EXTRACTED ENTRIES start

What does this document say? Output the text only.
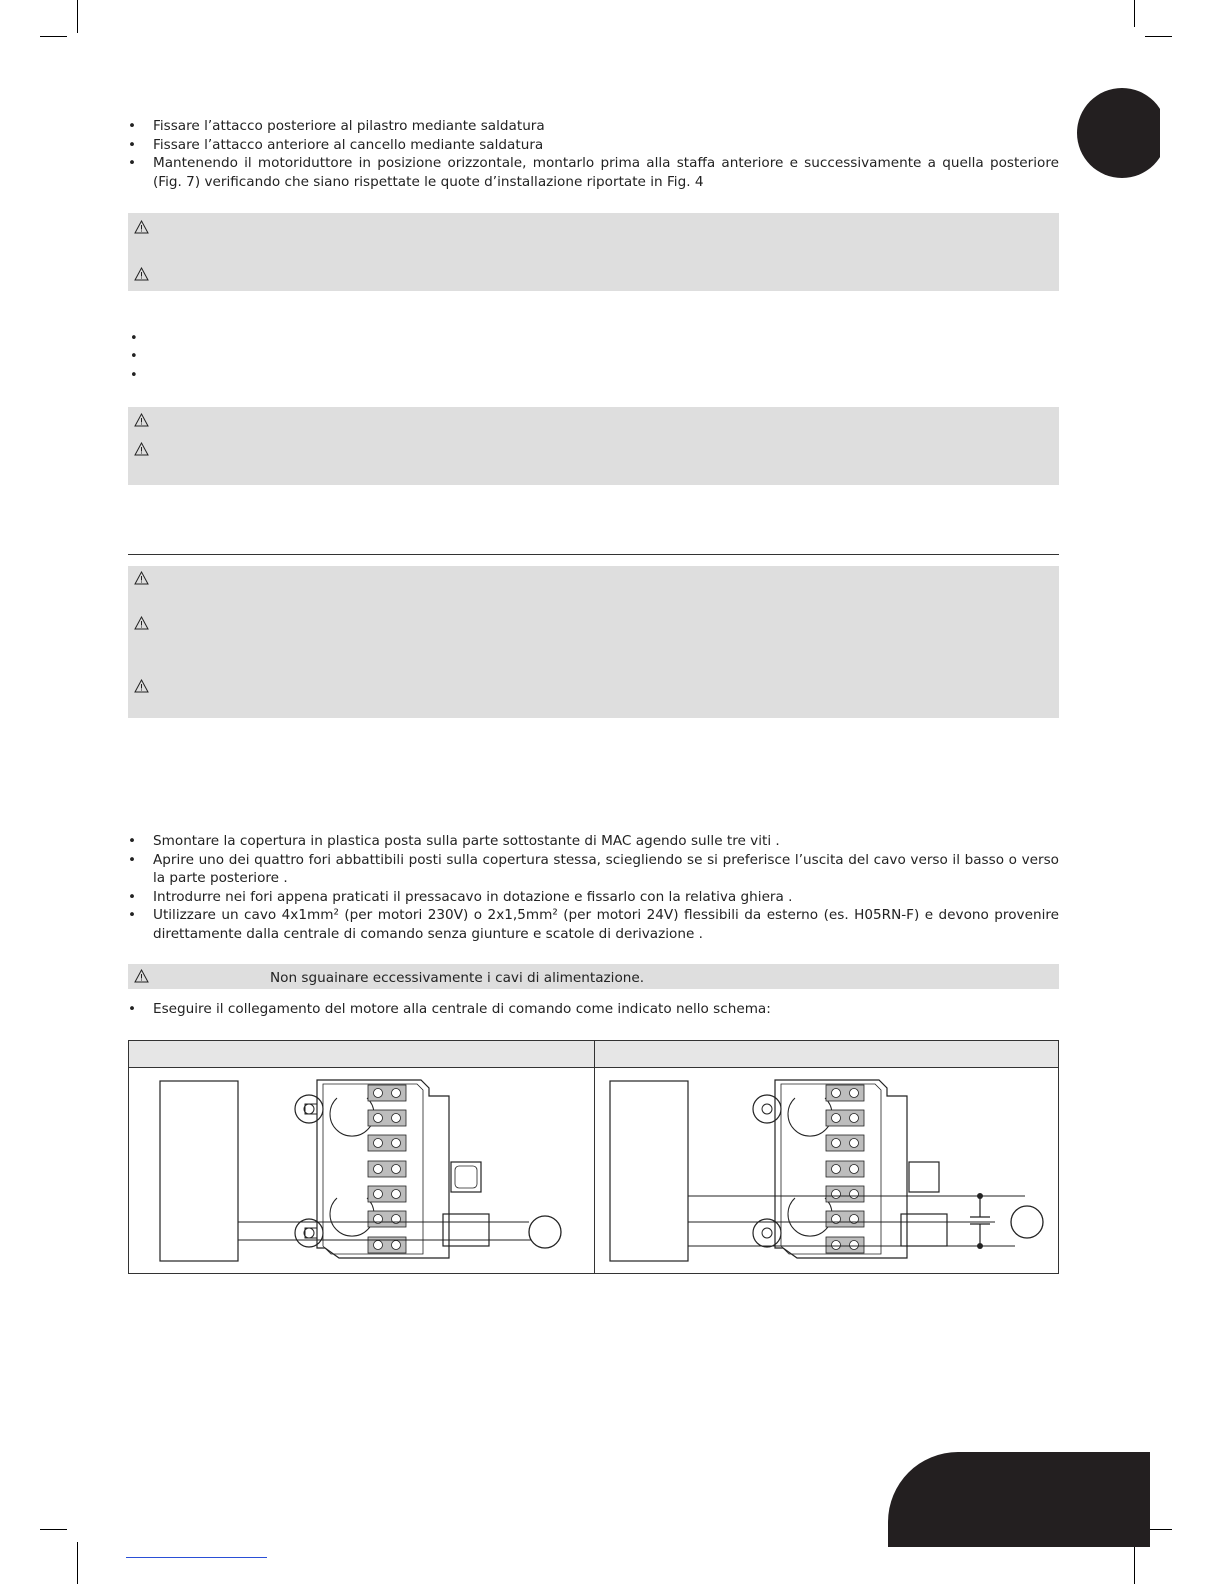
• Fissare l’attacco posteriore al pilastro mediante saldatura
• Fissare l’attacco anteriore al cancello mediante saldatura
• Mantenendo il motoriduttore in posizione orizzontale, montarlo prima alla staffa anteriore e successivamente a quella posteriore (Fig. 7) verificando che siano rispettate le quote d’installazione riportate in Fig. 4
•
•
•
• Smontare la copertura in plastica posta sulla parte sottostante di MAC agendo sulle tre viti .
• Aprire uno dei quattro fori abbattibili posti sulla copertura stessa, sciegliendo se si preferisce l’uscita del cavo verso il basso o verso la parte posteriore .
• Introdurre nei fori appena praticati il pressacavo in dotazione e fissarlo con la relativa ghiera .
• Utilizzare un cavo 4x1mm² (per motori 230V) o 2x1,5mm² (per motori 24V) flessibili da esterno (es. H05RN-F) e devono provenire direttamente dalla centrale di comando senza giunture e scatole di derivazione .
Non sguainare eccessivamente i cavi di alimentazione.
• Eseguire il collegamento del motore alla centrale di comando come indicato nello schema:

EXTRACTED ENTRIES end

WHAT NEEDS TO BE DONE → Transcribe the records above exactly, omitting every picture they contain.

RESPONSE →
What does this document say? Output the text only.
• Fissare l’attacco posteriore al pilastro mediante saldatura
• Fissare l’attacco anteriore al cancello mediante saldatura
• Mantenendo il motoriduttore in posizione orizzontale, montarlo prima alla staffa anteriore e successivamente a quella posteriore (Fig. 7) verificando che siano rispettate le quote d’installazione riportate in Fig. 4
•
•
•
• Smontare la copertura in plastica posta sulla parte sottostante di MAC agendo sulle tre viti .
• Aprire uno dei quattro fori abbattibili posti sulla copertura stessa, sciegliendo se si preferisce l’uscita del cavo verso il basso o verso la parte posteriore .
• Introdurre nei fori appena praticati il pressacavo in dotazione e fissarlo con la relativa ghiera .
• Utilizzare un cavo 4x1mm² (per motori 230V) o 2x1,5mm² (per motori 24V) flessibili da esterno (es. H05RN-F) e devono provenire direttamente dalla centrale di comando senza giunture e scatole di derivazione .
Non sguainare eccessivamente i cavi di alimentazione.
• Eseguire il collegamento del motore alla centrale di comando come indicato nello schema:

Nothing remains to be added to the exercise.